=== Source passage ===
_ _ _ _ _ _ _

‘Spirits of another sort’- Fairy Immortality

monge, white faery
Jean-Baptiste Monge, White Fairy

Although I have discussed previously the evidence that fairies can be murdered, the general view of fairy-kind is that they’re immortal.  Certainly, literary representations describe faery characters in these terms- and it’s reasonable to assume that authors mostly just reflected the prevailing beliefs of their time.

Immortal faes

The situation is well illustrated in Shakespeare’s Midsummer Night’s Dream.  The dispute between Titania and Oberon that’s central to the plot arises over an orphaned human child.  Titania tells us that his mother “being mortal, of that boy did die” and that, “for her sake, I do rear up her boy.”  Oberon quarrels with her over possession of the child and the land is blighted “The human mortals want their winter here” the queen says (II, 1).  Later, Peaseblossom addresses Titania’s new lover, Bottom, with a cry of “Hail mortal!” (III, 1) It’s very evident from all three lines that the faeries see a stark distinction between their state and ours.  The boy’s mother died in childbirth; although they may need to assistance of human midwifes, this could never happen to a fairy woman.  Oberon simply confirms this difference when he declares to Puck “we are spirits of another sort” (III, 2).

_ _ _ _ _ _ _

=== Entries shown ===

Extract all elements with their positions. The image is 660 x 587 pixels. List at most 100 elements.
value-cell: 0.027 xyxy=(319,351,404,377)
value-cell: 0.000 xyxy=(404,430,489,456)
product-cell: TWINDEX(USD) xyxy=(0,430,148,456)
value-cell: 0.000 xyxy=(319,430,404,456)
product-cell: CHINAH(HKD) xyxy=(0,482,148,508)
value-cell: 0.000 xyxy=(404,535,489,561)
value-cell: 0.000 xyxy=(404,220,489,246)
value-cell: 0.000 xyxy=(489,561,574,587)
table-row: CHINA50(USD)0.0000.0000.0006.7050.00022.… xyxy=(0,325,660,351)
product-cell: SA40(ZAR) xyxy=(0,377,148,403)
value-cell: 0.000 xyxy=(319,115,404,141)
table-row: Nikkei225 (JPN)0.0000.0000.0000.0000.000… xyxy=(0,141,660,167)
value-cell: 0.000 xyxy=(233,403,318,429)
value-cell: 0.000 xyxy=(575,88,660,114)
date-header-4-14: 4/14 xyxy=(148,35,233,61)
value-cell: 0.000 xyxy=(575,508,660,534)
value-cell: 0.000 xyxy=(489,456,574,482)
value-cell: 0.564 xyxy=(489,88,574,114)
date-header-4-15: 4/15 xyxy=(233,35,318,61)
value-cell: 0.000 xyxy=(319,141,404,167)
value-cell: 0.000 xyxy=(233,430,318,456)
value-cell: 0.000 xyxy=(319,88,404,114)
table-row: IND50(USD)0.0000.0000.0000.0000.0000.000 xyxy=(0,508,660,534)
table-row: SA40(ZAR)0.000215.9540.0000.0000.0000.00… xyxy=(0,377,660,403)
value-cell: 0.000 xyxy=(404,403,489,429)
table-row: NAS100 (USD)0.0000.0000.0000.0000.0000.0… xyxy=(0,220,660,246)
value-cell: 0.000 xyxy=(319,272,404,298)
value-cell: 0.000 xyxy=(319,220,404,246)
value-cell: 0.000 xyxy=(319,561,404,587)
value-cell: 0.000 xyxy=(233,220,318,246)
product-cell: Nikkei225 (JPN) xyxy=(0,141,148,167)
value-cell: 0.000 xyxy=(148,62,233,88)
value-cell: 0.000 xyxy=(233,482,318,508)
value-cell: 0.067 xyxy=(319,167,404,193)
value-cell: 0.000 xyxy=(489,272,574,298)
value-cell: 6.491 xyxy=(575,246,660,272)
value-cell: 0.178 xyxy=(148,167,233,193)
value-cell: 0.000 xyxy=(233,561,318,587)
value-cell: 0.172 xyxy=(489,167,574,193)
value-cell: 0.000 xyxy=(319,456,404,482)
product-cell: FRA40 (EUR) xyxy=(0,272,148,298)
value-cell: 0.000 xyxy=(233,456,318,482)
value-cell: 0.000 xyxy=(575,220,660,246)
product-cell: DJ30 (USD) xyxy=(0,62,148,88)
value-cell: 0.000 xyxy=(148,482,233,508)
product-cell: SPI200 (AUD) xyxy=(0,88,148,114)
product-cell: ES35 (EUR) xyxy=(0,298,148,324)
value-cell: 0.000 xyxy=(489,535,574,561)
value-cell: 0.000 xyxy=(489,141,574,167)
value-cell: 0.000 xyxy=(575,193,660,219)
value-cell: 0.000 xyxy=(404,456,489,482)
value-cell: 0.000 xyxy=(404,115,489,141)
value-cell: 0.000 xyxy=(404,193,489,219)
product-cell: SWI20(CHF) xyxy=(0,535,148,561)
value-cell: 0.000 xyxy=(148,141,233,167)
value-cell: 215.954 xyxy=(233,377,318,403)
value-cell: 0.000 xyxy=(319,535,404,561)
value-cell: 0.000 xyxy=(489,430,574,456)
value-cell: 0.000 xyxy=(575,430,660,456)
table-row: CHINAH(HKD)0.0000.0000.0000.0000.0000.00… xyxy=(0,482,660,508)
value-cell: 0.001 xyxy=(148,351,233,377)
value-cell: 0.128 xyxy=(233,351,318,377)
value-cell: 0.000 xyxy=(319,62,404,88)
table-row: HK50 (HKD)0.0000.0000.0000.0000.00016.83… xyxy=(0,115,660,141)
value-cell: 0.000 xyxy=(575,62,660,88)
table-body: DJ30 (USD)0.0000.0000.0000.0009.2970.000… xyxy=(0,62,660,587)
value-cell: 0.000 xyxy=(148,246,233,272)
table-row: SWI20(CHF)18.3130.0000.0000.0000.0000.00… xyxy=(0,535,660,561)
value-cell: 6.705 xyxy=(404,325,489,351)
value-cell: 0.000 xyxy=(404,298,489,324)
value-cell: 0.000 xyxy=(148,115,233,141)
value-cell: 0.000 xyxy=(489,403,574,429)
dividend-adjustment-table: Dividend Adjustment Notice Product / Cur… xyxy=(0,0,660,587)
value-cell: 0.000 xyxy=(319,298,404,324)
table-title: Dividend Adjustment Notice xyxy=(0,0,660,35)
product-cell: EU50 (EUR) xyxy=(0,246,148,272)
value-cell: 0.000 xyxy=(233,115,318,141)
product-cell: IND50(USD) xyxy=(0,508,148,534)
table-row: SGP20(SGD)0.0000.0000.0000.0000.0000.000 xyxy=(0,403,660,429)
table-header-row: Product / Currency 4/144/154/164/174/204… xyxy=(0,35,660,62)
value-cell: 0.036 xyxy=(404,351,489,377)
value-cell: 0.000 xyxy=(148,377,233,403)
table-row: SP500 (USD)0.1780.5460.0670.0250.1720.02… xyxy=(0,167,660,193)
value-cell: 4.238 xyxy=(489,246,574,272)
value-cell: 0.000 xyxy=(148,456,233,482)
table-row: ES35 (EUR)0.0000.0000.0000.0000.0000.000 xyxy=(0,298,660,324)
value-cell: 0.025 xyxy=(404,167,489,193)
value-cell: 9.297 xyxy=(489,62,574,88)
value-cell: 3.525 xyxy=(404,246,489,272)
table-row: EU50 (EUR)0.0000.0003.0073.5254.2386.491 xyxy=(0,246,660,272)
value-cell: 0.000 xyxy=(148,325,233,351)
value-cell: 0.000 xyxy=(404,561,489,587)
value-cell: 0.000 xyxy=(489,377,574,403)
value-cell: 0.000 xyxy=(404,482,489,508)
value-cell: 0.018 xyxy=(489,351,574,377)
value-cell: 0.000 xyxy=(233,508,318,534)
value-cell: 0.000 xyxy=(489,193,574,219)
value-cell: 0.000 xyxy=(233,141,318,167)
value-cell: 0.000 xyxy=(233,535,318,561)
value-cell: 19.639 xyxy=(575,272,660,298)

_ _ _ _ _ _ _

=== Challenge ===
Revise the passage on fairy immortality, giving everything from "monge, white faery" down to "of their time." with "literary representations" changed to "literary depictions".

=== Full answer ===
monge, white faery
Jean-Baptiste Monge, White Fairy

Although I have discussed previously the evidence that fairies can be murdered, the general view of fairy-kind is that they’re immortal.  Certainly, literary depictions describe faery characters in these terms- and it’s reasonable to assume that authors mostly just reflected the prevailing beliefs of their time.